__Request__. For the listing below, give the count of lines containing "JSON", and no other text.

__Record list__.
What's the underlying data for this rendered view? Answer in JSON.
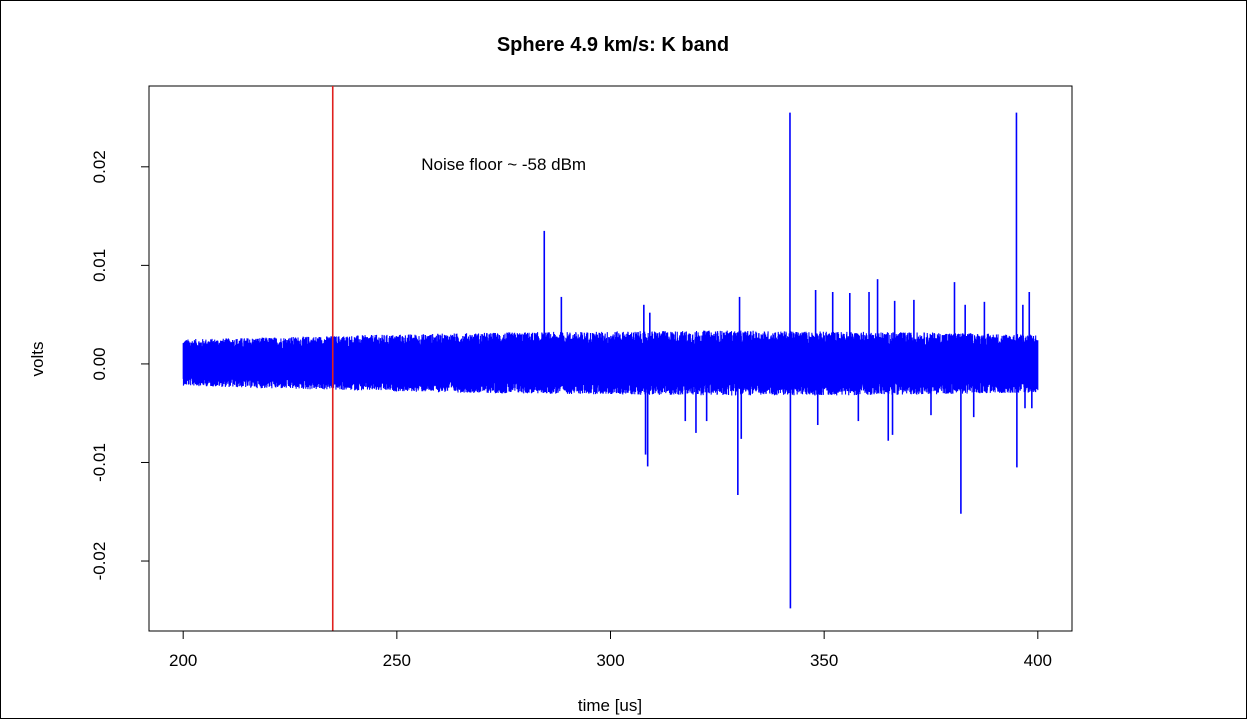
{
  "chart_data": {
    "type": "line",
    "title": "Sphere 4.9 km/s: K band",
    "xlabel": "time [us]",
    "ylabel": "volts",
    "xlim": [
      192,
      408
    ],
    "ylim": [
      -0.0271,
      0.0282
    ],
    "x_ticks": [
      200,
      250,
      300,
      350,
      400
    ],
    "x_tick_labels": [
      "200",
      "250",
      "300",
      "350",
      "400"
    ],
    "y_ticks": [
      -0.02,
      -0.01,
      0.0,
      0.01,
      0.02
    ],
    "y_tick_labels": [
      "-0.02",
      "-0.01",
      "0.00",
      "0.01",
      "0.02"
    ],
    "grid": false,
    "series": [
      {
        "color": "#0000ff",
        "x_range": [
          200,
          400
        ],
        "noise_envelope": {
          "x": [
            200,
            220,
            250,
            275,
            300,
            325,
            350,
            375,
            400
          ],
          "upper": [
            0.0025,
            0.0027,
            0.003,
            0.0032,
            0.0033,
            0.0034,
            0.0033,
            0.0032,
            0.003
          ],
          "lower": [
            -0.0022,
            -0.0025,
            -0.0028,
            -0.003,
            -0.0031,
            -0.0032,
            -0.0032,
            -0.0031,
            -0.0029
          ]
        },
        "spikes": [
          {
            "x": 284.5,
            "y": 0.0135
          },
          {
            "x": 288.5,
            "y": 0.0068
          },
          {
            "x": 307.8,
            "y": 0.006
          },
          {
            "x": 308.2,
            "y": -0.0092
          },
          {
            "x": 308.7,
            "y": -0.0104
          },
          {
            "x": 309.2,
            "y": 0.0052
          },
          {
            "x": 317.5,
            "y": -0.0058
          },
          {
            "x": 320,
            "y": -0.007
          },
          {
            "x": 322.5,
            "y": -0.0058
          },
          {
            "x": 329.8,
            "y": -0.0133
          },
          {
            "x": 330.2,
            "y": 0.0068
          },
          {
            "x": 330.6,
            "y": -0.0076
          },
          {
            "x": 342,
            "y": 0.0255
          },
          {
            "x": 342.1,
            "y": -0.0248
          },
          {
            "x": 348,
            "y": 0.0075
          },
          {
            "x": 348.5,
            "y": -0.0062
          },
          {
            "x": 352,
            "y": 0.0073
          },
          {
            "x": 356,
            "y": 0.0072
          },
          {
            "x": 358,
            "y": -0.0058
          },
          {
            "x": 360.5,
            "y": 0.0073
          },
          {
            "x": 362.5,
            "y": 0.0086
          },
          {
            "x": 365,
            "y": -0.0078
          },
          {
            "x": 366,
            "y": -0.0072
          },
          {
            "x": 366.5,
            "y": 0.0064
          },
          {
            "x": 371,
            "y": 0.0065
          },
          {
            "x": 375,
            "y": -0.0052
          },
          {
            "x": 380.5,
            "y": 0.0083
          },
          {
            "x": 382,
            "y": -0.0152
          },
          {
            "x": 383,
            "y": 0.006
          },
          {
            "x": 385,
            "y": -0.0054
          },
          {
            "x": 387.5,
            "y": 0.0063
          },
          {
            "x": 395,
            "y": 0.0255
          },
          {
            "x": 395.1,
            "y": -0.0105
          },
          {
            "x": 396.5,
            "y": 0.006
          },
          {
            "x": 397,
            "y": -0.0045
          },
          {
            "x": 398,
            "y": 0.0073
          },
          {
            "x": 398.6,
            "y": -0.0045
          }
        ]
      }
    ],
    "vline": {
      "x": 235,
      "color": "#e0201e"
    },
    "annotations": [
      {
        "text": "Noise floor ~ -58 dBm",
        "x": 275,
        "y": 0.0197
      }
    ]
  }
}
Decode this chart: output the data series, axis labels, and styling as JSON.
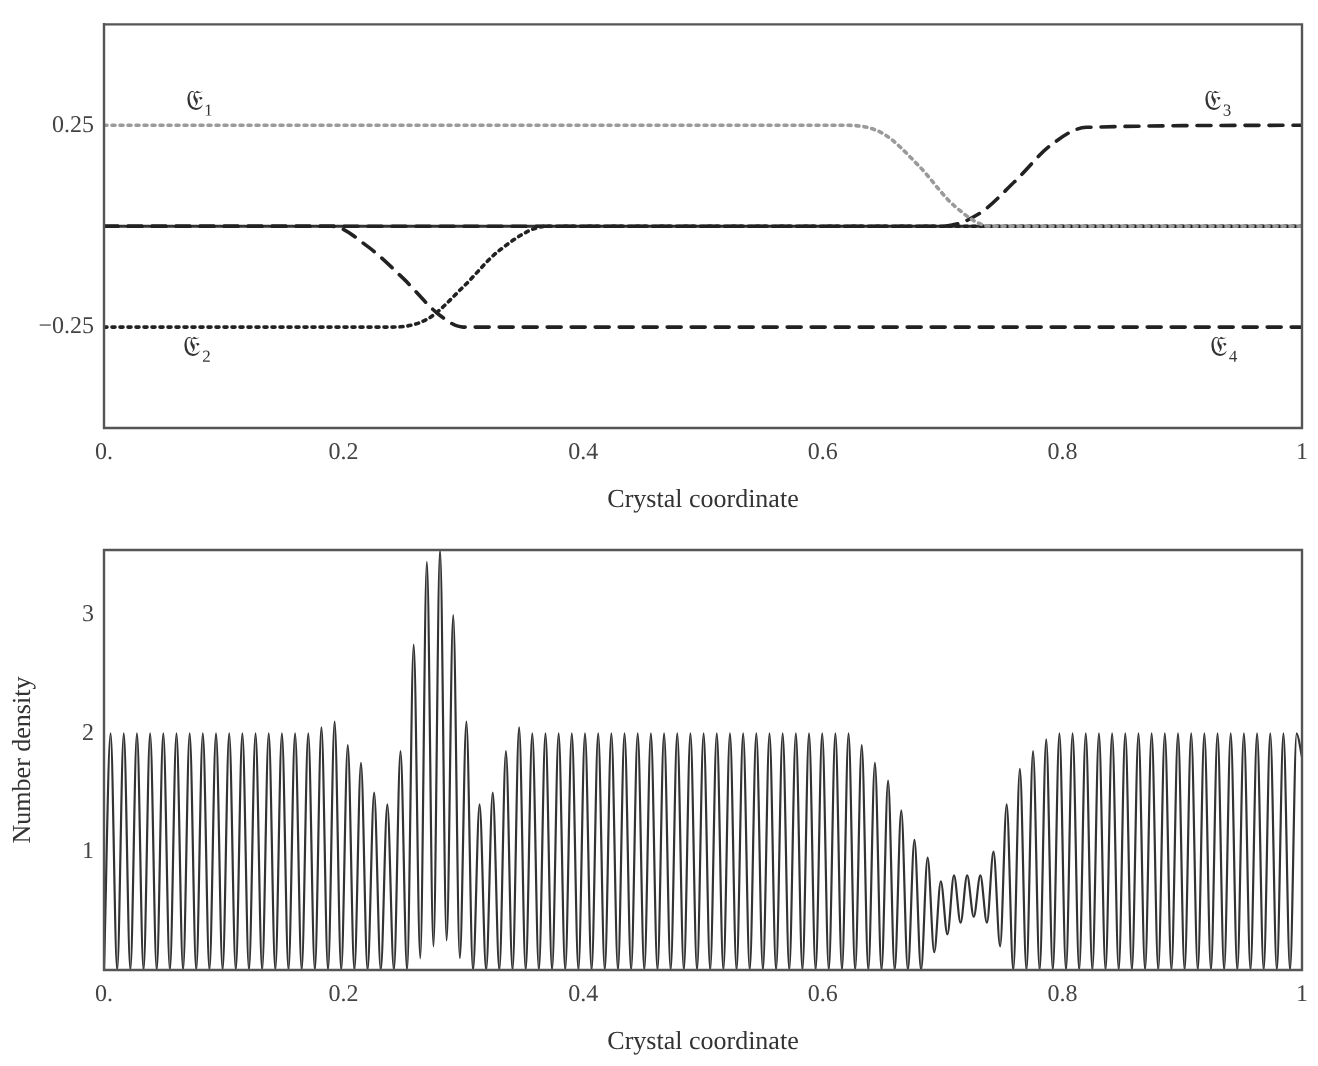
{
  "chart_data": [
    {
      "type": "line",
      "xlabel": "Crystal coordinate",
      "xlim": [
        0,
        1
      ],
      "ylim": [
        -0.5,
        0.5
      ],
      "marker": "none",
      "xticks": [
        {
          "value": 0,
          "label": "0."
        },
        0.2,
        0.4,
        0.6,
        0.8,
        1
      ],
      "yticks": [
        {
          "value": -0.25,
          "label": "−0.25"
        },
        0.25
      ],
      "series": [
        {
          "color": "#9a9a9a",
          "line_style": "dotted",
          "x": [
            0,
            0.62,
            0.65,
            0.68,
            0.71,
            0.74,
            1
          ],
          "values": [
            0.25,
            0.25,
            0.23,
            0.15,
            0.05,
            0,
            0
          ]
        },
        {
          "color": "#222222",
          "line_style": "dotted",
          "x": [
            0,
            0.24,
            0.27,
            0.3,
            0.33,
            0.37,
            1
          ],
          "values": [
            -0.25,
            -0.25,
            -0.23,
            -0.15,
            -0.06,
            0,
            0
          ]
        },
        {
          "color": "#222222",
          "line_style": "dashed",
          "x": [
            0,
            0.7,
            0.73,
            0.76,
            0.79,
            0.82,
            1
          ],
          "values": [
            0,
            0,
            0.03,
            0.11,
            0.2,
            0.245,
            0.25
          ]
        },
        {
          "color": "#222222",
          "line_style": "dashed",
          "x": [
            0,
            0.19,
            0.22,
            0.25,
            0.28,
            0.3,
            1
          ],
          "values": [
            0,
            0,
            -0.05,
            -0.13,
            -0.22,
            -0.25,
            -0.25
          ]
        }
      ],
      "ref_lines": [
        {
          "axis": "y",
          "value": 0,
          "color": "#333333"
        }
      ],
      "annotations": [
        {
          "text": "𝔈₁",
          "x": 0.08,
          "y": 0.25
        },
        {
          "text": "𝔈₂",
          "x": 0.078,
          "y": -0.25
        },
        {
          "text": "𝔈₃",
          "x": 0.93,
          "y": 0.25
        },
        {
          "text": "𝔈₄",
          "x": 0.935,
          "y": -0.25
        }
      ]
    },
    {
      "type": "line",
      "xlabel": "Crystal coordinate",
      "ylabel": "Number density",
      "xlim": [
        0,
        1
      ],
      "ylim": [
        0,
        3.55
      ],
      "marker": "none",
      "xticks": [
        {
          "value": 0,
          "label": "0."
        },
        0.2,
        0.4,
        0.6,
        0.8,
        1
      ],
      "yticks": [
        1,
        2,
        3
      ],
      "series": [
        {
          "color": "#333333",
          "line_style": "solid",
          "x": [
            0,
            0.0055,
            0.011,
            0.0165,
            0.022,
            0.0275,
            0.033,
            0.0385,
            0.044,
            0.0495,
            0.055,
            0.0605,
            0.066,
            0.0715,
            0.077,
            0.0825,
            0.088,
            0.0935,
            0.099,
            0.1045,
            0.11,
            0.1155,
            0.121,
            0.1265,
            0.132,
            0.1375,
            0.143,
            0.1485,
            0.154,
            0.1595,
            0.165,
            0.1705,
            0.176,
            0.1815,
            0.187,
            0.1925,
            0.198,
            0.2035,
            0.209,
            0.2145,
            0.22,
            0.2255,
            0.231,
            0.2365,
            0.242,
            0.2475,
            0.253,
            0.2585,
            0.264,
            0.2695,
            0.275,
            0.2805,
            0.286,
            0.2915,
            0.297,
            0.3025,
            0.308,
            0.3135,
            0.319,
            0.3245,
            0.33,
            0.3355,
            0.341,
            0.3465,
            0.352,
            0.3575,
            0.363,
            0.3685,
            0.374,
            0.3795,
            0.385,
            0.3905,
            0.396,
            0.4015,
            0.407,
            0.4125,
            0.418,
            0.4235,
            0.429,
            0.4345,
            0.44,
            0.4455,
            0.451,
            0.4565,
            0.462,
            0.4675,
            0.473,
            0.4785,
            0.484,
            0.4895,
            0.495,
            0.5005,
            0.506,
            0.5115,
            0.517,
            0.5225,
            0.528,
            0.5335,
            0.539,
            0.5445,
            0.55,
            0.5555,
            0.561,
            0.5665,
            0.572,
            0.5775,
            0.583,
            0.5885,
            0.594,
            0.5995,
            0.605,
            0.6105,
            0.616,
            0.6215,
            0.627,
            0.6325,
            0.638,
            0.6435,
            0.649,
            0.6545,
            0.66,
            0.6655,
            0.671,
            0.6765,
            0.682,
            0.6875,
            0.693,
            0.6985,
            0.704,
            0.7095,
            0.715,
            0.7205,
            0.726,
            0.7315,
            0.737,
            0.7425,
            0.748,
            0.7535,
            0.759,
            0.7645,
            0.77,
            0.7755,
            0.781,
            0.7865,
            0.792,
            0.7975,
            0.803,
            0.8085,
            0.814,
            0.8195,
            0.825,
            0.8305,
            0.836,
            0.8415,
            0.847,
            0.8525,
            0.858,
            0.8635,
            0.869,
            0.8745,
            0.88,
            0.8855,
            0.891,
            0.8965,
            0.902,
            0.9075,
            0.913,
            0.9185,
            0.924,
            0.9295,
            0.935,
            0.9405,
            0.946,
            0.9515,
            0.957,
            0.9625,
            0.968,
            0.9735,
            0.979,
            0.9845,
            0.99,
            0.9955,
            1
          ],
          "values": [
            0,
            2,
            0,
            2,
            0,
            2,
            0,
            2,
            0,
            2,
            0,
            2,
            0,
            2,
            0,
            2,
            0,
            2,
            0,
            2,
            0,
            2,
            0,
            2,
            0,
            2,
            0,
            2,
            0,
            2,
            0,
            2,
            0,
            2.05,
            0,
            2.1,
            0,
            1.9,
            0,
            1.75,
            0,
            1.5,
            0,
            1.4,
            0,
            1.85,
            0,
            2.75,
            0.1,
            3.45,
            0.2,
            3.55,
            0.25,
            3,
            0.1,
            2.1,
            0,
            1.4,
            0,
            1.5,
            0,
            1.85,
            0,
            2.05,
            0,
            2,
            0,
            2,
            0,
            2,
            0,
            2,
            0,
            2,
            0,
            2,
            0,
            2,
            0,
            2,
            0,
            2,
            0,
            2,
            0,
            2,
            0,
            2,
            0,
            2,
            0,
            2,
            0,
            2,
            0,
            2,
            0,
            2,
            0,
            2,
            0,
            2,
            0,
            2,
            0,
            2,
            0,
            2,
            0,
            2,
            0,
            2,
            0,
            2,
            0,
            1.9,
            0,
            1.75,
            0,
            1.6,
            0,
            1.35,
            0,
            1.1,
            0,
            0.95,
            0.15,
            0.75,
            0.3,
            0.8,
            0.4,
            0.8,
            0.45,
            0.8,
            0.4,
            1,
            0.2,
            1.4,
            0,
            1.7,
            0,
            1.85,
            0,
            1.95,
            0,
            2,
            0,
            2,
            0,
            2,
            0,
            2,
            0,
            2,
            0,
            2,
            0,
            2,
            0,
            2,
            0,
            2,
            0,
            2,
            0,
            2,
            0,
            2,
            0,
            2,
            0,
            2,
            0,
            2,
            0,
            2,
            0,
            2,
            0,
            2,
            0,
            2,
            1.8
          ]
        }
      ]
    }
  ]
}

__Solution below__. 2